→ **Task directions**
From the entries below, extract every line that includes the word "ylabel".

→ **Material supplied**
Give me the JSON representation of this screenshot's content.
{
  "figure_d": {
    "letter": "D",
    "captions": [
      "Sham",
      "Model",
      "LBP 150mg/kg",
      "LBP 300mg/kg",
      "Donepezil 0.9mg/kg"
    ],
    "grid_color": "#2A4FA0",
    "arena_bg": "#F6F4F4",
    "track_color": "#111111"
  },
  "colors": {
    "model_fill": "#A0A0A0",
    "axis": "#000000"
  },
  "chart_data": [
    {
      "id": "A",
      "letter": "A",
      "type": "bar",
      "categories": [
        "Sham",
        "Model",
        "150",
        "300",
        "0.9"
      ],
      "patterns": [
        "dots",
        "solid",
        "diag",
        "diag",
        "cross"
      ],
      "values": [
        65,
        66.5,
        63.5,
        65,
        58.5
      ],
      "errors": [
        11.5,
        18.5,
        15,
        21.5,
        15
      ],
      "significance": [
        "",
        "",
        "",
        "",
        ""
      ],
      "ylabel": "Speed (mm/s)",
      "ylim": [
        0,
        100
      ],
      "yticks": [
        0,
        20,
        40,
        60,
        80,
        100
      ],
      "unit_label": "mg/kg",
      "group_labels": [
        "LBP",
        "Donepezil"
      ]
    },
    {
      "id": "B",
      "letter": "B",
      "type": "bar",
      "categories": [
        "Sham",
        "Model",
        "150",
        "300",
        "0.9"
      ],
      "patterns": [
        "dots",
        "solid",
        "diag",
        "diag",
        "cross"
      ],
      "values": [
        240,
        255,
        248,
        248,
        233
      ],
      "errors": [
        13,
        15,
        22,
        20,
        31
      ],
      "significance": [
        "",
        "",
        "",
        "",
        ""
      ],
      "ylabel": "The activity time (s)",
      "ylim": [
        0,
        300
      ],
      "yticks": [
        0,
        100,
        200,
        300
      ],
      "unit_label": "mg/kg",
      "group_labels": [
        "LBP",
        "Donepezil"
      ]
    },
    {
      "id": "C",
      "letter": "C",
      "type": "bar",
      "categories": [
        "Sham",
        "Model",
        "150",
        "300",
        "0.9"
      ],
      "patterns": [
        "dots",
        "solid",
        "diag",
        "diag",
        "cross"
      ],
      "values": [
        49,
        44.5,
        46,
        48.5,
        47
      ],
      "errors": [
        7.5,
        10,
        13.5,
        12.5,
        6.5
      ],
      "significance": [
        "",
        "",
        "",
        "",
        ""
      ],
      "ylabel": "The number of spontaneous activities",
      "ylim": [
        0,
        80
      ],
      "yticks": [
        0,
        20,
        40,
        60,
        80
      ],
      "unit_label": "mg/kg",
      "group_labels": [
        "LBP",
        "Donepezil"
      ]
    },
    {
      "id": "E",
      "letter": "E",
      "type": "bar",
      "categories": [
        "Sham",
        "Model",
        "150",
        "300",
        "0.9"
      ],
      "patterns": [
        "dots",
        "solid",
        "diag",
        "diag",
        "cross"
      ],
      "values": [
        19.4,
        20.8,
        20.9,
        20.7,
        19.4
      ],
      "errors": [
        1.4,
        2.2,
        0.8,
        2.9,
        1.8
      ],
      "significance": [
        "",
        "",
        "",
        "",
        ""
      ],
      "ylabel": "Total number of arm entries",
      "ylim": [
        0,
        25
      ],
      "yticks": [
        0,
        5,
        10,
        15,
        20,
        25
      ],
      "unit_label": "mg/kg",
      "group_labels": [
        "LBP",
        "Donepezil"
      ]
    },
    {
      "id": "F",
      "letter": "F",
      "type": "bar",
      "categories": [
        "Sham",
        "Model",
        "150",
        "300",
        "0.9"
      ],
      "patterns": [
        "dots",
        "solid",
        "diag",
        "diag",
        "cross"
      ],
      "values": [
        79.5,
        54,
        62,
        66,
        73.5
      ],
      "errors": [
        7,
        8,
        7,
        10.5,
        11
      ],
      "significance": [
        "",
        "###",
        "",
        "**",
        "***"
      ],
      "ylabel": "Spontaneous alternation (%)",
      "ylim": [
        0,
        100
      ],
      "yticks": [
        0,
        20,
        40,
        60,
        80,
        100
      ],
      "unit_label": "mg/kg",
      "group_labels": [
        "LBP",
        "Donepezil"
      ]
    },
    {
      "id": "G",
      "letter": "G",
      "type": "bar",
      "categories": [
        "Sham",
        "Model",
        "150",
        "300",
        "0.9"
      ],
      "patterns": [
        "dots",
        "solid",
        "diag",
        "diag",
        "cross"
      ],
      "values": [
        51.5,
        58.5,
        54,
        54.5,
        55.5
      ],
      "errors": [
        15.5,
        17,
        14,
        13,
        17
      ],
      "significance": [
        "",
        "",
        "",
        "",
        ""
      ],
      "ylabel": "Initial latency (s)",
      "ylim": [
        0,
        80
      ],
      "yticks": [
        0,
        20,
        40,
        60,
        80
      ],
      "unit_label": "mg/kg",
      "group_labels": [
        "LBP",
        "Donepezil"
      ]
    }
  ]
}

→ **Task answer**
      "ylabel": "Speed (mm/s)",
      "ylabel": "The activity time (s)",
      "ylabel": "The number of spontaneous activities",
      "ylabel": "Total number of arm entries",
      "ylabel": "Spontaneous alternation (%)",
      "ylabel": "Initial latency (s)",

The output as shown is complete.